SHORT PROBLEM -
Restate each line of the listing exactly, without carrying over any pictures.

ENTRIES PROVIDED -
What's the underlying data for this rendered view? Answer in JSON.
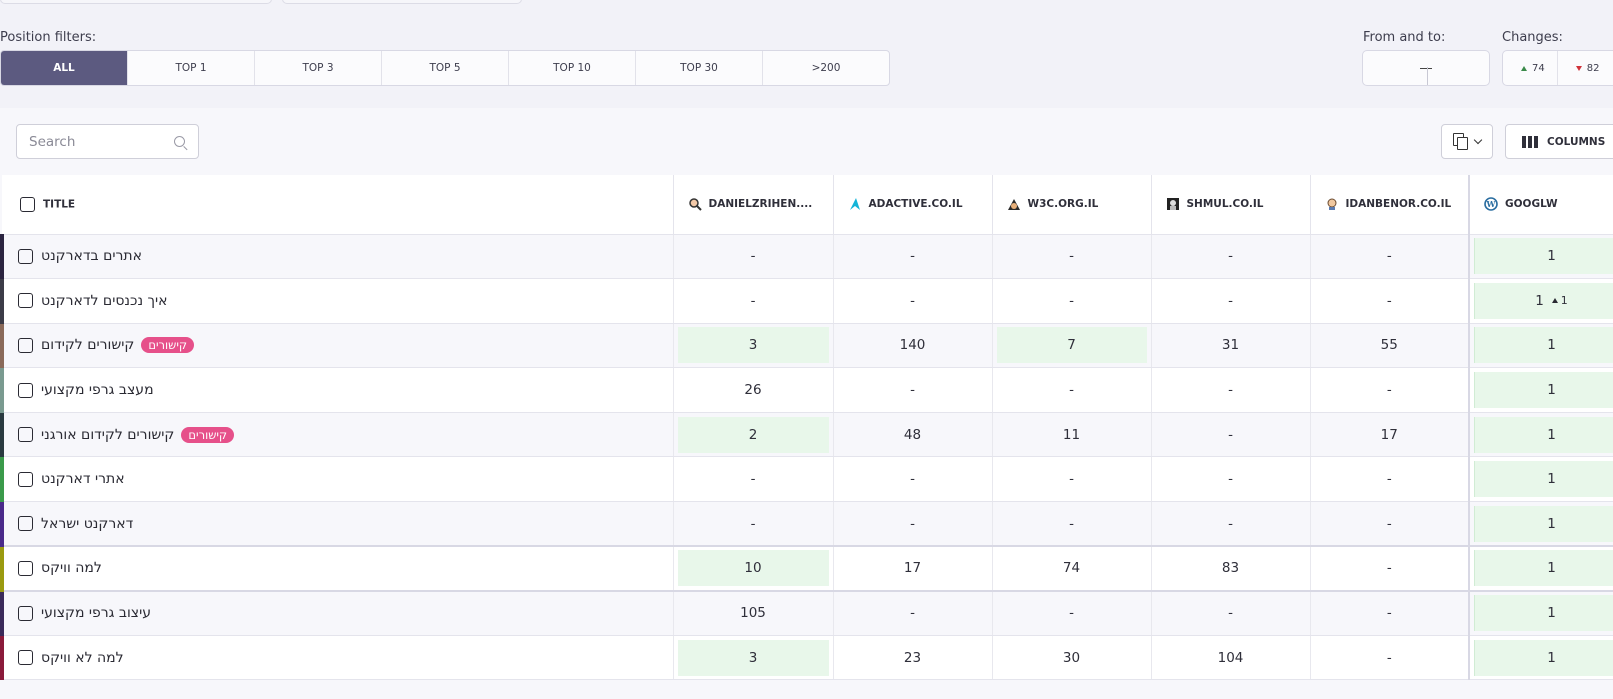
{
  "filters": {
    "position_label": "Position filters:",
    "segments": [
      "ALL",
      "TOP 1",
      "TOP 3",
      "TOP 5",
      "TOP 10",
      "TOP 30",
      ">200"
    ],
    "active": "ALL",
    "from_to_label": "From and to:",
    "changes_label": "Changes:",
    "changes": {
      "up": "74",
      "down": "82"
    }
  },
  "toolbar": {
    "search_placeholder": "Search",
    "columns_label": "COLUMNS"
  },
  "table": {
    "columns": [
      {
        "label": "TITLE"
      },
      {
        "label": "DANIELZRIHEN....",
        "icon": "magnifier-avatar-icon"
      },
      {
        "label": "ADACTIVE.CO.IL",
        "icon": "adactive-logo-icon"
      },
      {
        "label": "W3C.ORG.IL",
        "icon": "w3c-avatar-icon"
      },
      {
        "label": "SHMUL.CO.IL",
        "icon": "shmul-avatar-icon"
      },
      {
        "label": "IDANBENOR.CO.IL",
        "icon": "person-avatar-icon"
      },
      {
        "label": "GOOGLW",
        "icon": "wordpress-icon"
      }
    ],
    "rows": [
      {
        "keyword": "אתרים בדארקנט",
        "tag": "",
        "color": "#2b2440",
        "values": [
          "-",
          "-",
          "-",
          "-",
          "-",
          "1"
        ],
        "highlight": [],
        "change": ""
      },
      {
        "keyword": "איך נכנסים לדארקנט",
        "tag": "",
        "color": "#3c3c48",
        "values": [
          "-",
          "-",
          "-",
          "-",
          "-",
          "1"
        ],
        "highlight": [],
        "change": "1"
      },
      {
        "keyword": "קישורים לקידום",
        "tag": "קישורים",
        "color": "#8a6a5a",
        "values": [
          "3",
          "140",
          "7",
          "31",
          "55",
          "1"
        ],
        "highlight": [
          0,
          2
        ],
        "change": ""
      },
      {
        "keyword": "מעצב גרפי מקצועי",
        "tag": "",
        "color": "#7a9a90",
        "values": [
          "26",
          "-",
          "-",
          "-",
          "-",
          "1"
        ],
        "highlight": [],
        "change": ""
      },
      {
        "keyword": "קישורים לקידום אורגני",
        "tag": "קישורים",
        "color": "#2a3a40",
        "values": [
          "2",
          "48",
          "11",
          "-",
          "17",
          "1"
        ],
        "highlight": [
          0
        ],
        "change": ""
      },
      {
        "keyword": "אתרי דארקנט",
        "tag": "",
        "color": "#3a9a4a",
        "values": [
          "-",
          "-",
          "-",
          "-",
          "-",
          "1"
        ],
        "highlight": [],
        "change": ""
      },
      {
        "keyword": "דארקנט ישראל",
        "tag": "",
        "color": "#4a2a8a",
        "values": [
          "-",
          "-",
          "-",
          "-",
          "-",
          "1"
        ],
        "highlight": [],
        "change": ""
      },
      {
        "keyword": "למה וויקס",
        "tag": "",
        "color": "#9a9a10",
        "values": [
          "10",
          "17",
          "74",
          "83",
          "-",
          "1"
        ],
        "highlight": [
          0
        ],
        "change": ""
      },
      {
        "keyword": "עיצוב גרפי מקצועי",
        "tag": "",
        "color": "#3a2a5a",
        "values": [
          "105",
          "-",
          "-",
          "-",
          "-",
          "1"
        ],
        "highlight": [],
        "change": ""
      },
      {
        "keyword": "למה לא וויקס",
        "tag": "",
        "color": "#8a1a3a",
        "values": [
          "3",
          "23",
          "30",
          "104",
          "-",
          "1"
        ],
        "highlight": [
          0
        ],
        "change": ""
      }
    ]
  }
}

RESULT FOR THIS EXERCISE -
What's the underlying data for this rendered view? Answer in JSON.
{
  "filters": {
    "position_label": "Position filters:",
    "segments": [
      "ALL",
      "TOP 1",
      "TOP 3",
      "TOP 5",
      "TOP 10",
      "TOP 30",
      ">200"
    ],
    "active": "ALL",
    "from_to_label": "From and to:",
    "changes_label": "Changes:",
    "changes": {
      "up": "74",
      "down": "82"
    }
  },
  "toolbar": {
    "search_placeholder": "Search",
    "columns_label": "COLUMNS"
  },
  "table": {
    "columns": [
      {
        "label": "TITLE"
      },
      {
        "label": "DANIELZRIHEN....",
        "icon": "magnifier-avatar-icon"
      },
      {
        "label": "ADACTIVE.CO.IL",
        "icon": "adactive-logo-icon"
      },
      {
        "label": "W3C.ORG.IL",
        "icon": "w3c-avatar-icon"
      },
      {
        "label": "SHMUL.CO.IL",
        "icon": "shmul-avatar-icon"
      },
      {
        "label": "IDANBENOR.CO.IL",
        "icon": "person-avatar-icon"
      },
      {
        "label": "GOOGLW",
        "icon": "wordpress-icon"
      }
    ],
    "rows": [
      {
        "keyword": "אתרים בדארקנט",
        "tag": "",
        "color": "#2b2440",
        "values": [
          "-",
          "-",
          "-",
          "-",
          "-",
          "1"
        ],
        "highlight": [],
        "change": ""
      },
      {
        "keyword": "איך נכנסים לדארקנט",
        "tag": "",
        "color": "#3c3c48",
        "values": [
          "-",
          "-",
          "-",
          "-",
          "-",
          "1"
        ],
        "highlight": [],
        "change": "1"
      },
      {
        "keyword": "קישורים לקידום",
        "tag": "קישורים",
        "color": "#8a6a5a",
        "values": [
          "3",
          "140",
          "7",
          "31",
          "55",
          "1"
        ],
        "highlight": [
          0,
          2
        ],
        "change": ""
      },
      {
        "keyword": "מעצב גרפי מקצועי",
        "tag": "",
        "color": "#7a9a90",
        "values": [
          "26",
          "-",
          "-",
          "-",
          "-",
          "1"
        ],
        "highlight": [],
        "change": ""
      },
      {
        "keyword": "קישורים לקידום אורגני",
        "tag": "קישורים",
        "color": "#2a3a40",
        "values": [
          "2",
          "48",
          "11",
          "-",
          "17",
          "1"
        ],
        "highlight": [
          0
        ],
        "change": ""
      },
      {
        "keyword": "אתרי דארקנט",
        "tag": "",
        "color": "#3a9a4a",
        "values": [
          "-",
          "-",
          "-",
          "-",
          "-",
          "1"
        ],
        "highlight": [],
        "change": ""
      },
      {
        "keyword": "דארקנט ישראל",
        "tag": "",
        "color": "#4a2a8a",
        "values": [
          "-",
          "-",
          "-",
          "-",
          "-",
          "1"
        ],
        "highlight": [],
        "change": ""
      },
      {
        "keyword": "למה וויקס",
        "tag": "",
        "color": "#9a9a10",
        "values": [
          "10",
          "17",
          "74",
          "83",
          "-",
          "1"
        ],
        "highlight": [
          0
        ],
        "change": ""
      },
      {
        "keyword": "עיצוב גרפי מקצועי",
        "tag": "",
        "color": "#3a2a5a",
        "values": [
          "105",
          "-",
          "-",
          "-",
          "-",
          "1"
        ],
        "highlight": [],
        "change": ""
      },
      {
        "keyword": "למה לא וויקס",
        "tag": "",
        "color": "#8a1a3a",
        "values": [
          "3",
          "23",
          "30",
          "104",
          "-",
          "1"
        ],
        "highlight": [
          0
        ],
        "change": ""
      }
    ]
  }
}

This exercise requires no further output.